** WHAT THE TASK ASKS **
Gather the lines below that include the string "JSON", copying each in full.

** AVAILABLE RECORDS **
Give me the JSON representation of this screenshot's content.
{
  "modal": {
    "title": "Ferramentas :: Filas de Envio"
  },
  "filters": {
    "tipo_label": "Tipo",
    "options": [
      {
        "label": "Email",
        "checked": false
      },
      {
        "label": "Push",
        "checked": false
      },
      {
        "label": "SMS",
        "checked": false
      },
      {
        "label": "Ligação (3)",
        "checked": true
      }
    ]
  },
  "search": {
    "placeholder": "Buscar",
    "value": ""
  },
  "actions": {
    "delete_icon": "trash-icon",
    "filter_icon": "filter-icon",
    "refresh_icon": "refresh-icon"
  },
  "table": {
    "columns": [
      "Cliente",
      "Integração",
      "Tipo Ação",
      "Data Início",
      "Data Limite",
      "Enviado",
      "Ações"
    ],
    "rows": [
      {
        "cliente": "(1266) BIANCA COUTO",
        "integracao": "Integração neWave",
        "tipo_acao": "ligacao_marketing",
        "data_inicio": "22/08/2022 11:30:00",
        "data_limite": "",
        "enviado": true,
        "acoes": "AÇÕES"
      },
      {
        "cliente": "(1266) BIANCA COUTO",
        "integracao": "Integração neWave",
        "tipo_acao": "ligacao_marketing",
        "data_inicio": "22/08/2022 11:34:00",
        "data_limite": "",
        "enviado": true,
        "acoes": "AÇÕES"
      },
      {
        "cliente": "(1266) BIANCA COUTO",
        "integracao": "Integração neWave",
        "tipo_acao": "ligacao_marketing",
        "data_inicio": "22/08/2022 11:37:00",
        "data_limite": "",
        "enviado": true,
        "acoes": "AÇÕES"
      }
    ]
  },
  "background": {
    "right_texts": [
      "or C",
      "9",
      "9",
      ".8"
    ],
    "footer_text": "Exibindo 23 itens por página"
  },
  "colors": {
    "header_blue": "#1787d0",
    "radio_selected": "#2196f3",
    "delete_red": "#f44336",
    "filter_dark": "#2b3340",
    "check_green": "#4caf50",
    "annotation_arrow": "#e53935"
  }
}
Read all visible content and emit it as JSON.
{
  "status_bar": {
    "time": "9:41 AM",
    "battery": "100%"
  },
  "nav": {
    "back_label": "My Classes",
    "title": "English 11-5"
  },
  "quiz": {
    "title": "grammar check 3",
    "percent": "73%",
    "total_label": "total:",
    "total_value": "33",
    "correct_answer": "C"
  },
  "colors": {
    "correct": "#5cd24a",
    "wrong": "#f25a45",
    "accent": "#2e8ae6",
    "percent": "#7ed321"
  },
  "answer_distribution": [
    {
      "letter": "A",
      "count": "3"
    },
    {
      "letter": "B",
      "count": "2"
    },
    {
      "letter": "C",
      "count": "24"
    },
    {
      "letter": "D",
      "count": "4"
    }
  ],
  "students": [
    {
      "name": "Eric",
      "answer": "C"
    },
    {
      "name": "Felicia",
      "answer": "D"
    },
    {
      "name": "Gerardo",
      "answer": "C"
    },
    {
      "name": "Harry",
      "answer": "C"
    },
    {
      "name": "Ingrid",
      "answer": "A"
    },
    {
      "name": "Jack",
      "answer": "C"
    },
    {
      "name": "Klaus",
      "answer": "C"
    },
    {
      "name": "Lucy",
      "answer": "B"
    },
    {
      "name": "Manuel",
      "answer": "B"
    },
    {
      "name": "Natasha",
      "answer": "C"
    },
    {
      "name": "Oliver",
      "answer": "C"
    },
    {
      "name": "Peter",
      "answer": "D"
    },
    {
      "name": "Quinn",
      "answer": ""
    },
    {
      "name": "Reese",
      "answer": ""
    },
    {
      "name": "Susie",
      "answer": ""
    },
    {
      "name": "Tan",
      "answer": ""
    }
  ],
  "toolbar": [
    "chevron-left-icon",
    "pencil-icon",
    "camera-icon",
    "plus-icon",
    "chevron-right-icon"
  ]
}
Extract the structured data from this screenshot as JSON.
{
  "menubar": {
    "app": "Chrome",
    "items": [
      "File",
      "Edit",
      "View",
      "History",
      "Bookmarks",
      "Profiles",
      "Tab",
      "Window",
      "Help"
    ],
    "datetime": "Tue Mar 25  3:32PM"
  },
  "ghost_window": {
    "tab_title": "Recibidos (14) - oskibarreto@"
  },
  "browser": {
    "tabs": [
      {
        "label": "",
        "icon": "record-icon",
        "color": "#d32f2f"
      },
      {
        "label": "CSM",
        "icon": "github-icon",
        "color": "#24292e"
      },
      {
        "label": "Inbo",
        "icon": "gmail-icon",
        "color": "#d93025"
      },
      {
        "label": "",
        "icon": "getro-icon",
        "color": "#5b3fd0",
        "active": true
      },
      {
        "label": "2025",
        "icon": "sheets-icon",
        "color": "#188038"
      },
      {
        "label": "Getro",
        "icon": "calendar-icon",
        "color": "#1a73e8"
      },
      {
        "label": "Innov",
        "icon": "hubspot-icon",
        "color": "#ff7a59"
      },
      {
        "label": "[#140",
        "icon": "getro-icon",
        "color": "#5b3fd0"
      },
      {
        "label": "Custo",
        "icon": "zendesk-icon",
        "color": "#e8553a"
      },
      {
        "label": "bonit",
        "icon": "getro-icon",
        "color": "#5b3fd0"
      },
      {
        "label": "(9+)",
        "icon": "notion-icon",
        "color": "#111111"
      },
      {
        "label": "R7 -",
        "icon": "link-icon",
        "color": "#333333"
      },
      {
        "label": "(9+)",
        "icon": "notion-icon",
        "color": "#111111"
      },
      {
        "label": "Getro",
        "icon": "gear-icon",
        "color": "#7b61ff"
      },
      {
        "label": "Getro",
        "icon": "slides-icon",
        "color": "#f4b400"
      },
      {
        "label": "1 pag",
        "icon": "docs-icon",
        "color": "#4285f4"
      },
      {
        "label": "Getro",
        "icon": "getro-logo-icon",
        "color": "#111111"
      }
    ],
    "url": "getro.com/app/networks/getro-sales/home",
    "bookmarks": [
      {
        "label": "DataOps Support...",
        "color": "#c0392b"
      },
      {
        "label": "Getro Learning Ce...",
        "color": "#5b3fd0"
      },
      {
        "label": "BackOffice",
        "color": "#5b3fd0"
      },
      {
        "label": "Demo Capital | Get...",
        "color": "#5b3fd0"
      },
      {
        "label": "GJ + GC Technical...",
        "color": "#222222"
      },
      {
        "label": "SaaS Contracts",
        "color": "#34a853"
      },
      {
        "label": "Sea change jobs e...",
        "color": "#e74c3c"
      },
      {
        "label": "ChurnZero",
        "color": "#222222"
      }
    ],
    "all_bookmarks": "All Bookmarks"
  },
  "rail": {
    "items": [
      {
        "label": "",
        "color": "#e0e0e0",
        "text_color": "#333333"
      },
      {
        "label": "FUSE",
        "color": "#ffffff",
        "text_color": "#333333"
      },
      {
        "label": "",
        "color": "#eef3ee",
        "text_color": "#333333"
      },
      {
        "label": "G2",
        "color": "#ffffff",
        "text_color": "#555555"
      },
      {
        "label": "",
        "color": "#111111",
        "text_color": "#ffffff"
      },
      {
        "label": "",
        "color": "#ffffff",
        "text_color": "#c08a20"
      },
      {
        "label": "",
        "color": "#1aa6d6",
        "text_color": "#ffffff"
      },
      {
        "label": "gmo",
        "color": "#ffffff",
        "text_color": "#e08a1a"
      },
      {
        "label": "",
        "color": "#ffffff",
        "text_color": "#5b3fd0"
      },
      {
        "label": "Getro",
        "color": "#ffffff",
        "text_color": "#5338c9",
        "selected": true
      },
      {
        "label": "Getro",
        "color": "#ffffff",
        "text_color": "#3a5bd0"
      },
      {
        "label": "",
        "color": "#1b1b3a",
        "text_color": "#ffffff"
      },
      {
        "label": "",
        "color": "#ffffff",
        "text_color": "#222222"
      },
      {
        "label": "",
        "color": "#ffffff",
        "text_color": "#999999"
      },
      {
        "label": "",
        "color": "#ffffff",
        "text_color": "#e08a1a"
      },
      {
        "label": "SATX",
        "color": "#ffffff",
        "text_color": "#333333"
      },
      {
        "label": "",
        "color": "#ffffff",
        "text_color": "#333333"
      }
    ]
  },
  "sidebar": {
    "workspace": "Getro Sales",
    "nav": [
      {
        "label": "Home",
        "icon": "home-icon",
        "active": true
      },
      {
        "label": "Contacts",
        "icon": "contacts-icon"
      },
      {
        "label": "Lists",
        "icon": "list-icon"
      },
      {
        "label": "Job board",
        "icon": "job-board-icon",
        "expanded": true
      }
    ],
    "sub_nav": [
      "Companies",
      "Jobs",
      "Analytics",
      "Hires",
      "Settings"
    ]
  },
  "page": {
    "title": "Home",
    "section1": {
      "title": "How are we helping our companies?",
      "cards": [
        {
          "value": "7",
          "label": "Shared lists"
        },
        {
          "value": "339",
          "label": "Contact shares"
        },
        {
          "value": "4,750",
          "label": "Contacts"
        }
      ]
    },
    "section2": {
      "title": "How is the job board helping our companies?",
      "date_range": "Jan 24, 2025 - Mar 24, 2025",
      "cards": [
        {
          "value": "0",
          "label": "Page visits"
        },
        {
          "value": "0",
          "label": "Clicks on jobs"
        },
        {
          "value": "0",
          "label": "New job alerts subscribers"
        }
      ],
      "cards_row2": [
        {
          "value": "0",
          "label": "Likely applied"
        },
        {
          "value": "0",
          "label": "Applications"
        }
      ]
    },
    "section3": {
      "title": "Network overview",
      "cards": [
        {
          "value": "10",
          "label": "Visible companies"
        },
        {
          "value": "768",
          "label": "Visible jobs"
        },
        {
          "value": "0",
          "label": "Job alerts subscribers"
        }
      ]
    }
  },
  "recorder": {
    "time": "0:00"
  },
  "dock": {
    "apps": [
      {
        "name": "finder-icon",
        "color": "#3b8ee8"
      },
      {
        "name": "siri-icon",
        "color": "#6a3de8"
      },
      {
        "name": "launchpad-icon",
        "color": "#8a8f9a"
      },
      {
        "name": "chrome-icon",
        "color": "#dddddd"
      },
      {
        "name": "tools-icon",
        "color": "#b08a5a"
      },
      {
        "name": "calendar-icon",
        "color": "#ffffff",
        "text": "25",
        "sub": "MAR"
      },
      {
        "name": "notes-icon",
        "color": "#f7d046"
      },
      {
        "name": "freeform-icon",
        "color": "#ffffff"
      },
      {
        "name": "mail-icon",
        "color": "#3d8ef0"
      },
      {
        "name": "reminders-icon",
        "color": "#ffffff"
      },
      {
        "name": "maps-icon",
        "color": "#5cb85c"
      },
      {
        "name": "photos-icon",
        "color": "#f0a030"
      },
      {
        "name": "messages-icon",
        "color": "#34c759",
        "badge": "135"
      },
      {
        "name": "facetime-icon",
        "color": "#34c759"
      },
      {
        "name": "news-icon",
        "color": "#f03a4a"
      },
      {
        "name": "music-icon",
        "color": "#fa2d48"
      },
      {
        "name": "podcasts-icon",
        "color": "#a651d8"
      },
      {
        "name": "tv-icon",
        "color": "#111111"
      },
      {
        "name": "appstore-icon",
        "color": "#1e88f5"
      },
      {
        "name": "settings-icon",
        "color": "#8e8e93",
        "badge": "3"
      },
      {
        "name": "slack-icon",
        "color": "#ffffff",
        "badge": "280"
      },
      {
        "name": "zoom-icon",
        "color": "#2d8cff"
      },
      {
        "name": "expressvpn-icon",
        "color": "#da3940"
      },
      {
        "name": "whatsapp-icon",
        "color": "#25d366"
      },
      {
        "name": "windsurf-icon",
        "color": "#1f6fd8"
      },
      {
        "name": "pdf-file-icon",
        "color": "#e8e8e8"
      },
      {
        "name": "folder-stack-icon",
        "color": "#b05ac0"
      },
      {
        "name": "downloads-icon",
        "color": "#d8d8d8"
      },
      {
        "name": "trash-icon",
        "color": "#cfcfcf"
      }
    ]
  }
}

** REPLY TO THE EXERCISE **
Give me the JSON representation of this screenshot's content.
Read all visible content and emit it as JSON.
Extract the structured data from this screenshot as JSON.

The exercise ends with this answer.